+++ Information provided

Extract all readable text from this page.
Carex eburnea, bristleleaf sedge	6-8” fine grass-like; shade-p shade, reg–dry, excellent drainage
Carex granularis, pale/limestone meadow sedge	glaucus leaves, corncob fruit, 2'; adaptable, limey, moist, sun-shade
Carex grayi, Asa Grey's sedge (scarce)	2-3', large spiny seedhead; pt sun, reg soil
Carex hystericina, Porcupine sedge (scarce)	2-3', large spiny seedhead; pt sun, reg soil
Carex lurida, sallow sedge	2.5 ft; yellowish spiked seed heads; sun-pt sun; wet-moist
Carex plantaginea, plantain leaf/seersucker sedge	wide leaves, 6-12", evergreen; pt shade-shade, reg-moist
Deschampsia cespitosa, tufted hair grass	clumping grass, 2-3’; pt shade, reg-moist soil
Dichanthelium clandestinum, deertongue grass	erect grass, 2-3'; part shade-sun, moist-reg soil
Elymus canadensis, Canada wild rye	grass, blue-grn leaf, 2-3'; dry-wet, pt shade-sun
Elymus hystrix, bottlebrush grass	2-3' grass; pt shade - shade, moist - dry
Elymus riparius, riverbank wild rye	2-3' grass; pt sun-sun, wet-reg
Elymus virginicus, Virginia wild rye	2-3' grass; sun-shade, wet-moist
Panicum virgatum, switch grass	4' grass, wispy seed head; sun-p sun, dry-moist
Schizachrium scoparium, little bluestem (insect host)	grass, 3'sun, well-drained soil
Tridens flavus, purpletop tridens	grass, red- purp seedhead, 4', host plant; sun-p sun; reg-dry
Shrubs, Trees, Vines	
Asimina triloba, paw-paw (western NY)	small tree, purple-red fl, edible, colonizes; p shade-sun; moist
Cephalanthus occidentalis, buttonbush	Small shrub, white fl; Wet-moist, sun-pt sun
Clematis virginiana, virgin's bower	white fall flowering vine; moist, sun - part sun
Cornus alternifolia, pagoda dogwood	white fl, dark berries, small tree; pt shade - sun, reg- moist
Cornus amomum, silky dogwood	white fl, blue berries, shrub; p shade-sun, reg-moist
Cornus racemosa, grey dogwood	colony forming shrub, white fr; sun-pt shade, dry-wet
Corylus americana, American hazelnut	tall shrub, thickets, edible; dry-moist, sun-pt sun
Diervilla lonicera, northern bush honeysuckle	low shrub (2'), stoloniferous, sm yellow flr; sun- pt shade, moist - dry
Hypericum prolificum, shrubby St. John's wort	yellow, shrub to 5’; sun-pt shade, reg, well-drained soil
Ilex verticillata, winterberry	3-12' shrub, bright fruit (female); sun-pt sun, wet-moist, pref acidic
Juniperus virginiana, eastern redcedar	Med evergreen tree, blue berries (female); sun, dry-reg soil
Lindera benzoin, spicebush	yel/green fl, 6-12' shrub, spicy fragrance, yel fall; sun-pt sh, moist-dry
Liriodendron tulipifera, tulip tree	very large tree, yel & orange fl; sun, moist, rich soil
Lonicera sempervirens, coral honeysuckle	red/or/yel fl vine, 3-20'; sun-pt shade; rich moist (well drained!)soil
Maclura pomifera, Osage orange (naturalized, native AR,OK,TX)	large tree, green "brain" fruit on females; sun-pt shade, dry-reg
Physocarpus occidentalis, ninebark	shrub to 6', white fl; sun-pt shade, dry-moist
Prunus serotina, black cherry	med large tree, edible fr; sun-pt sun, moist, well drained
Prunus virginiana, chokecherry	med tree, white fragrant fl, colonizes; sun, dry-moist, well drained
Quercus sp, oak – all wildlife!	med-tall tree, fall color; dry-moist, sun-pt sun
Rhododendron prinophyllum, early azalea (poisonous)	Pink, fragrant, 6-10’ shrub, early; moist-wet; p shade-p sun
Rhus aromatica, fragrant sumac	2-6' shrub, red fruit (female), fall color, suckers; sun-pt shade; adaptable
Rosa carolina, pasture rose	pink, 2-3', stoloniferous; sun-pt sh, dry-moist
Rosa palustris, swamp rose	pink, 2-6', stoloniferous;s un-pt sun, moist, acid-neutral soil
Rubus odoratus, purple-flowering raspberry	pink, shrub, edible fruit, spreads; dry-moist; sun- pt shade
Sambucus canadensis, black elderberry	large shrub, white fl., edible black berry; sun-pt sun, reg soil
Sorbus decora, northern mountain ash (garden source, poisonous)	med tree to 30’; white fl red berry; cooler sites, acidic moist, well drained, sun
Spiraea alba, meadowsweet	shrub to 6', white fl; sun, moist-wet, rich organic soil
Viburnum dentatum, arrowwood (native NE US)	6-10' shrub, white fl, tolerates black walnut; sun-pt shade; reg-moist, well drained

++++++

Requirement → Every line above needs to be retyped exactly.

Result for this task →
Extract all readable text from this page.
Carex eburnea, bristleleaf sedge	6-8” fine grass-like; shade-p shade, reg–dry, excellent drainage
Carex granularis, pale/limestone meadow sedge	glaucus leaves, corncob fruit, 2'; adaptable, limey, moist, sun-shade
Carex grayi, Asa Grey's sedge (scarce)	2-3', large spiny seedhead; pt sun, reg soil
Carex hystericina, Porcupine sedge (scarce)	2-3', large spiny seedhead; pt sun, reg soil
Carex lurida, sallow sedge	2.5 ft; yellowish spiked seed heads; sun-pt sun; wet-moist
Carex plantaginea, plantain leaf/seersucker sedge	wide leaves, 6-12", evergreen; pt shade-shade, reg-moist
Deschampsia cespitosa, tufted hair grass	clumping grass, 2-3’; pt shade, reg-moist soil
Dichanthelium clandestinum, deertongue grass	erect grass, 2-3'; part shade-sun, moist-reg soil
Elymus canadensis, Canada wild rye	grass, blue-grn leaf, 2-3'; dry-wet, pt shade-sun
Elymus hystrix, bottlebrush grass	2-3' grass; pt shade - shade, moist - dry
Elymus riparius, riverbank wild rye	2-3' grass; pt sun-sun, wet-reg
Elymus virginicus, Virginia wild rye	2-3' grass; sun-shade, wet-moist
Panicum virgatum, switch grass	4' grass, wispy seed head; sun-p sun, dry-moist
Schizachrium scoparium, little bluestem (insect host)	grass, 3'sun, well-drained soil
Tridens flavus, purpletop tridens	grass, red- purp seedhead, 4', host plant; sun-p sun; reg-dry
Shrubs, Trees, Vines	
Asimina triloba, paw-paw (western NY)	small tree, purple-red fl, edible, colonizes; p shade-sun; moist
Cephalanthus occidentalis, buttonbush	Small shrub, white fl; Wet-moist, sun-pt sun
Clematis virginiana, virgin's bower	white fall flowering vine; moist, sun - part sun
Cornus alternifolia, pagoda dogwood	white fl, dark berries, small tree; pt shade - sun, reg- moist
Cornus amomum, silky dogwood	white fl, blue berries, shrub; p shade-sun, reg-moist
Cornus racemosa, grey dogwood	colony forming shrub, white fr; sun-pt shade, dry-wet
Corylus americana, American hazelnut	tall shrub, thickets, edible; dry-moist, sun-pt sun
Diervilla lonicera, northern bush honeysuckle	low shrub (2'), stoloniferous, sm yellow flr; sun- pt shade, moist - dry
Hypericum prolificum, shrubby St. John's wort	yellow, shrub to 5’; sun-pt shade, reg, well-drained soil
Ilex verticillata, winterberry	3-12' shrub, bright fruit (female); sun-pt sun, wet-moist, pref acidic
Juniperus virginiana, eastern redcedar	Med evergreen tree, blue berries (female); sun, dry-reg soil
Lindera benzoin, spicebush	yel/green fl, 6-12' shrub, spicy fragrance, yel fall; sun-pt sh, moist-dry
Liriodendron tulipifera, tulip tree	very large tree, yel & orange fl; sun, moist, rich soil
Lonicera sempervirens, coral honeysuckle	red/or/yel fl vine, 3-20'; sun-pt shade; rich moist (well drained!)soil
Maclura pomifera, Osage orange (naturalized, native AR,OK,TX)	large tree, green "brain" fruit on females; sun-pt shade, dry-reg
Physocarpus occidentalis, ninebark	shrub to 6', white fl; sun-pt shade, dry-moist
Prunus serotina, black cherry	med large tree, edible fr; sun-pt sun, moist, well drained
Prunus virginiana, chokecherry	med tree, white fragrant fl, colonizes; sun, dry-moist, well drained
Quercus sp, oak – all wildlife!	med-tall tree, fall color; dry-moist, sun-pt sun
Rhododendron prinophyllum, early azalea (poisonous)	Pink, fragrant, 6-10’ shrub, early; moist-wet; p shade-p sun
Rhus aromatica, fragrant sumac	2-6' shrub, red fruit (female), fall color, suckers; sun-pt shade; adaptable
Rosa carolina, pasture rose	pink, 2-3', stoloniferous; sun-pt sh, dry-moist
Rosa palustris, swamp rose	pink, 2-6', stoloniferous;s un-pt sun, moist, acid-neutral soil
Rubus odoratus, purple-flowering raspberry	pink, shrub, edible fruit, spreads; dry-moist; sun- pt shade
Sambucus canadensis, black elderberry	large shrub, white fl., edible black berry; sun-pt sun, reg soil
Sorbus decora, northern mountain ash (garden source, poisonous)	med tree to 30’; white fl red berry; cooler sites, acidic moist, well drained, sun
Spiraea alba, meadowsweet	shrub to 6', white fl; sun, moist-wet, rich organic soil
Viburnum dentatum, arrowwood (native NE US)	6-10' shrub, white fl, tolerates black walnut; sun-pt shade; reg-moist, well drained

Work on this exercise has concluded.